(Element location listings)
++++++
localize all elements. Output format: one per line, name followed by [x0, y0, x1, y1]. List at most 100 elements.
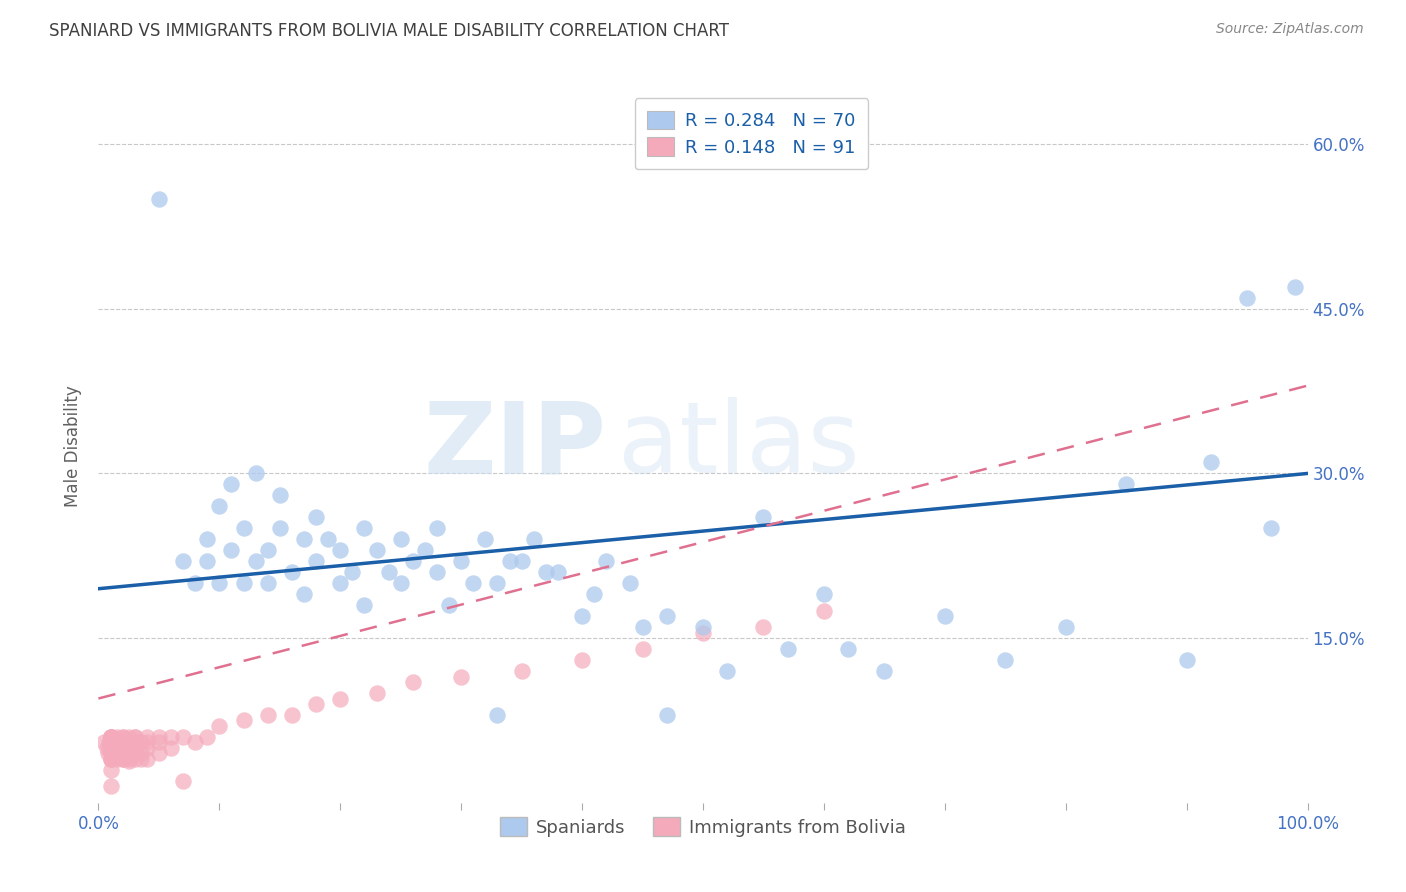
Point	[292, 533, 315, 547]
Point	[100, 740, 122, 755]
Point	[105, 747, 128, 761]
Point	[571, 609, 593, 624]
Point	[752, 510, 775, 524]
Point	[269, 488, 291, 502]
Point	[111, 752, 134, 766]
Point	[498, 554, 520, 568]
Point	[450, 554, 472, 568]
Point	[366, 543, 388, 558]
Point	[100, 735, 122, 749]
Point	[1175, 653, 1198, 667]
Point	[281, 566, 304, 580]
Point	[100, 730, 122, 744]
Point	[124, 740, 146, 755]
Point	[776, 642, 799, 657]
Point	[232, 521, 254, 535]
Point	[148, 747, 170, 761]
Point	[93, 735, 115, 749]
Point	[595, 554, 617, 568]
Point	[111, 735, 134, 749]
Point	[118, 747, 141, 761]
Point	[100, 735, 122, 749]
Point	[100, 780, 122, 794]
Point	[692, 620, 714, 634]
Point	[450, 669, 472, 683]
Point	[353, 598, 375, 612]
Point	[1236, 291, 1258, 305]
Point	[329, 691, 352, 706]
Point	[1260, 521, 1282, 535]
Point	[994, 653, 1017, 667]
Point	[631, 642, 654, 657]
Point	[124, 752, 146, 766]
Point	[111, 740, 134, 755]
Text: atlas: atlas	[619, 398, 860, 494]
Point	[208, 500, 231, 514]
Point	[100, 730, 122, 744]
Point	[111, 747, 134, 761]
Point	[716, 664, 738, 678]
Point	[100, 740, 122, 755]
Point	[256, 543, 278, 558]
Point	[129, 747, 152, 761]
Point	[631, 620, 654, 634]
Point	[118, 752, 141, 766]
Point	[402, 675, 425, 690]
Text: SPANIARD VS IMMIGRANTS FROM BOLIVIA MALE DISABILITY CORRELATION CHART: SPANIARD VS IMMIGRANTS FROM BOLIVIA MALE…	[49, 22, 730, 40]
Point	[100, 740, 122, 755]
Point	[547, 566, 569, 580]
Point	[105, 752, 128, 766]
Point	[100, 730, 122, 744]
Point	[195, 730, 218, 744]
Point	[329, 576, 352, 591]
Point	[692, 625, 714, 640]
Point	[124, 730, 146, 744]
Point	[100, 730, 122, 744]
Point	[111, 735, 134, 749]
Text: Source: ZipAtlas.com: Source: ZipAtlas.com	[1216, 22, 1364, 37]
Point	[97, 747, 120, 761]
Point	[100, 740, 122, 755]
Point	[934, 609, 956, 624]
Point	[98, 735, 121, 749]
Point	[208, 576, 231, 591]
Point	[305, 697, 328, 711]
Point	[105, 735, 128, 749]
Point	[269, 521, 291, 535]
Point	[366, 686, 388, 700]
Point	[160, 740, 183, 755]
Point	[813, 604, 835, 618]
Point	[105, 730, 128, 744]
Point	[534, 566, 557, 580]
Point	[100, 752, 122, 766]
Point	[195, 554, 218, 568]
Point	[305, 554, 328, 568]
Point	[100, 747, 122, 761]
Point	[100, 747, 122, 761]
Point	[129, 735, 152, 749]
Point	[208, 719, 231, 733]
Point	[510, 554, 533, 568]
Point	[510, 664, 533, 678]
Point	[124, 747, 146, 761]
Point	[256, 708, 278, 723]
Point	[172, 554, 194, 568]
Point	[655, 708, 678, 723]
Point	[100, 747, 122, 761]
Point	[389, 533, 412, 547]
Point	[221, 477, 243, 491]
Point	[135, 740, 157, 755]
Point	[232, 714, 254, 728]
Point	[118, 735, 141, 749]
Point	[100, 752, 122, 766]
Point	[486, 576, 509, 591]
Y-axis label: Male Disability: Male Disability	[65, 385, 83, 507]
Point	[256, 576, 278, 591]
Point	[124, 740, 146, 755]
Point	[583, 587, 606, 601]
Point	[135, 730, 157, 744]
Point	[1284, 280, 1306, 294]
Point	[100, 735, 122, 749]
Point	[389, 576, 412, 591]
Point	[353, 521, 375, 535]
++++++
*Required work:* Copy the records above line for line with no changes, and leave out the pictures.

*Correct answer:*
localize all elements. Output format: one per line, name followed by [x0, y0, x1, y1]. List at most 100 elements.
Point	[292, 533, 315, 547]
Point	[100, 740, 122, 755]
Point	[105, 747, 128, 761]
Point	[571, 609, 593, 624]
Point	[752, 510, 775, 524]
Point	[269, 488, 291, 502]
Point	[111, 752, 134, 766]
Point	[498, 554, 520, 568]
Point	[450, 554, 472, 568]
Point	[366, 543, 388, 558]
Point	[100, 735, 122, 749]
Point	[1175, 653, 1198, 667]
Point	[281, 566, 304, 580]
Point	[100, 730, 122, 744]
Point	[124, 740, 146, 755]
Point	[776, 642, 799, 657]
Point	[232, 521, 254, 535]
Point	[148, 747, 170, 761]
Point	[93, 735, 115, 749]
Point	[595, 554, 617, 568]
Point	[111, 735, 134, 749]
Point	[118, 747, 141, 761]
Point	[100, 735, 122, 749]
Point	[100, 780, 122, 794]
Point	[692, 620, 714, 634]
Point	[450, 669, 472, 683]
Point	[353, 598, 375, 612]
Point	[1236, 291, 1258, 305]
Point	[329, 691, 352, 706]
Point	[1260, 521, 1282, 535]
Point	[994, 653, 1017, 667]
Point	[631, 642, 654, 657]
Point	[124, 752, 146, 766]
Point	[111, 740, 134, 755]
Text: atlas: atlas	[619, 398, 860, 494]
Point	[208, 500, 231, 514]
Point	[100, 730, 122, 744]
Point	[111, 747, 134, 761]
Point	[716, 664, 738, 678]
Point	[100, 740, 122, 755]
Point	[256, 543, 278, 558]
Point	[129, 747, 152, 761]
Point	[631, 620, 654, 634]
Point	[118, 752, 141, 766]
Point	[402, 675, 425, 690]
Text: SPANIARD VS IMMIGRANTS FROM BOLIVIA MALE DISABILITY CORRELATION CHART: SPANIARD VS IMMIGRANTS FROM BOLIVIA MALE…	[49, 22, 730, 40]
Point	[100, 740, 122, 755]
Point	[547, 566, 569, 580]
Point	[105, 752, 128, 766]
Point	[100, 730, 122, 744]
Point	[195, 730, 218, 744]
Point	[329, 576, 352, 591]
Point	[692, 625, 714, 640]
Point	[124, 730, 146, 744]
Point	[100, 730, 122, 744]
Point	[111, 735, 134, 749]
Text: Source: ZipAtlas.com: Source: ZipAtlas.com	[1216, 22, 1364, 37]
Point	[97, 747, 120, 761]
Point	[100, 740, 122, 755]
Point	[934, 609, 956, 624]
Point	[98, 735, 121, 749]
Point	[208, 576, 231, 591]
Point	[305, 697, 328, 711]
Point	[105, 735, 128, 749]
Point	[269, 521, 291, 535]
Point	[366, 686, 388, 700]
Point	[160, 740, 183, 755]
Point	[813, 604, 835, 618]
Point	[105, 730, 128, 744]
Point	[534, 566, 557, 580]
Point	[100, 752, 122, 766]
Point	[195, 554, 218, 568]
Point	[305, 554, 328, 568]
Point	[100, 747, 122, 761]
Point	[100, 747, 122, 761]
Point	[129, 735, 152, 749]
Point	[208, 719, 231, 733]
Point	[510, 554, 533, 568]
Point	[510, 664, 533, 678]
Point	[124, 747, 146, 761]
Point	[256, 708, 278, 723]
Point	[172, 554, 194, 568]
Point	[655, 708, 678, 723]
Point	[100, 747, 122, 761]
Point	[389, 533, 412, 547]
Point	[221, 477, 243, 491]
Point	[135, 740, 157, 755]
Point	[232, 714, 254, 728]
Point	[118, 735, 141, 749]
Point	[100, 752, 122, 766]
Point	[486, 576, 509, 591]
Y-axis label: Male Disability: Male Disability	[65, 385, 83, 507]
Point	[256, 576, 278, 591]
Point	[124, 740, 146, 755]
Point	[583, 587, 606, 601]
Point	[135, 730, 157, 744]
Point	[1284, 280, 1306, 294]
Point	[100, 735, 122, 749]
Point	[389, 576, 412, 591]
Point	[353, 521, 375, 535]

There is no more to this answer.